> _DATA_
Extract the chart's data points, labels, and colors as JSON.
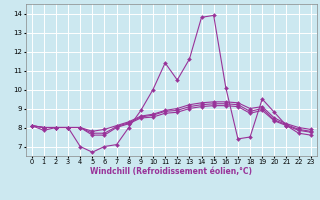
{
  "title": "",
  "xlabel": "Windchill (Refroidissement éolien,°C)",
  "bg_color": "#cce8f0",
  "grid_color": "#ffffff",
  "line_colors": [
    "#993399",
    "#993399",
    "#993399",
    "#993399"
  ],
  "xlim": [
    -0.5,
    23.5
  ],
  "ylim": [
    6.5,
    14.5
  ],
  "yticks": [
    7,
    8,
    9,
    10,
    11,
    12,
    13,
    14
  ],
  "xticks": [
    0,
    1,
    2,
    3,
    4,
    5,
    6,
    7,
    8,
    9,
    10,
    11,
    12,
    13,
    14,
    15,
    16,
    17,
    18,
    19,
    20,
    21,
    22,
    23
  ],
  "series": [
    [
      8.1,
      7.85,
      8.0,
      8.0,
      7.0,
      6.7,
      7.0,
      7.1,
      8.0,
      8.9,
      10.0,
      11.4,
      10.5,
      11.6,
      13.8,
      13.9,
      10.1,
      7.4,
      7.5,
      9.5,
      8.8,
      8.1,
      7.7,
      7.6
    ],
    [
      8.1,
      8.0,
      8.0,
      8.0,
      8.0,
      7.6,
      7.6,
      8.0,
      8.2,
      8.5,
      8.55,
      8.75,
      8.8,
      9.0,
      9.1,
      9.15,
      9.15,
      9.1,
      8.75,
      8.9,
      8.35,
      8.1,
      7.85,
      7.75
    ],
    [
      8.1,
      8.0,
      8.0,
      8.0,
      8.0,
      7.7,
      7.7,
      8.05,
      8.25,
      8.55,
      8.65,
      8.85,
      8.9,
      9.1,
      9.2,
      9.25,
      9.25,
      9.2,
      8.85,
      9.0,
      8.4,
      8.15,
      7.9,
      7.8
    ],
    [
      8.1,
      8.0,
      8.0,
      8.0,
      8.0,
      7.8,
      7.9,
      8.1,
      8.3,
      8.6,
      8.7,
      8.9,
      9.0,
      9.2,
      9.3,
      9.35,
      9.35,
      9.3,
      9.0,
      9.1,
      8.5,
      8.2,
      8.0,
      7.9
    ]
  ],
  "marker": "D",
  "markersize": 2.0,
  "linewidth": 0.8,
  "xlabel_fontsize": 5.5,
  "tick_fontsize": 4.8
}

> _GOAL OF THE EXERCISE_
Except for the pictures, give all the material above again verbatim.

> _RESULT_
Extract the chart's data points, labels, and colors as JSON.
{
  "title": "",
  "xlabel": "Windchill (Refroidissement éolien,°C)",
  "bg_color": "#cce8f0",
  "grid_color": "#ffffff",
  "line_colors": [
    "#993399",
    "#993399",
    "#993399",
    "#993399"
  ],
  "xlim": [
    -0.5,
    23.5
  ],
  "ylim": [
    6.5,
    14.5
  ],
  "yticks": [
    7,
    8,
    9,
    10,
    11,
    12,
    13,
    14
  ],
  "xticks": [
    0,
    1,
    2,
    3,
    4,
    5,
    6,
    7,
    8,
    9,
    10,
    11,
    12,
    13,
    14,
    15,
    16,
    17,
    18,
    19,
    20,
    21,
    22,
    23
  ],
  "series": [
    [
      8.1,
      7.85,
      8.0,
      8.0,
      7.0,
      6.7,
      7.0,
      7.1,
      8.0,
      8.9,
      10.0,
      11.4,
      10.5,
      11.6,
      13.8,
      13.9,
      10.1,
      7.4,
      7.5,
      9.5,
      8.8,
      8.1,
      7.7,
      7.6
    ],
    [
      8.1,
      8.0,
      8.0,
      8.0,
      8.0,
      7.6,
      7.6,
      8.0,
      8.2,
      8.5,
      8.55,
      8.75,
      8.8,
      9.0,
      9.1,
      9.15,
      9.15,
      9.1,
      8.75,
      8.9,
      8.35,
      8.1,
      7.85,
      7.75
    ],
    [
      8.1,
      8.0,
      8.0,
      8.0,
      8.0,
      7.7,
      7.7,
      8.05,
      8.25,
      8.55,
      8.65,
      8.85,
      8.9,
      9.1,
      9.2,
      9.25,
      9.25,
      9.2,
      8.85,
      9.0,
      8.4,
      8.15,
      7.9,
      7.8
    ],
    [
      8.1,
      8.0,
      8.0,
      8.0,
      8.0,
      7.8,
      7.9,
      8.1,
      8.3,
      8.6,
      8.7,
      8.9,
      9.0,
      9.2,
      9.3,
      9.35,
      9.35,
      9.3,
      9.0,
      9.1,
      8.5,
      8.2,
      8.0,
      7.9
    ]
  ],
  "marker": "D",
  "markersize": 2.0,
  "linewidth": 0.8,
  "xlabel_fontsize": 5.5,
  "tick_fontsize": 4.8
}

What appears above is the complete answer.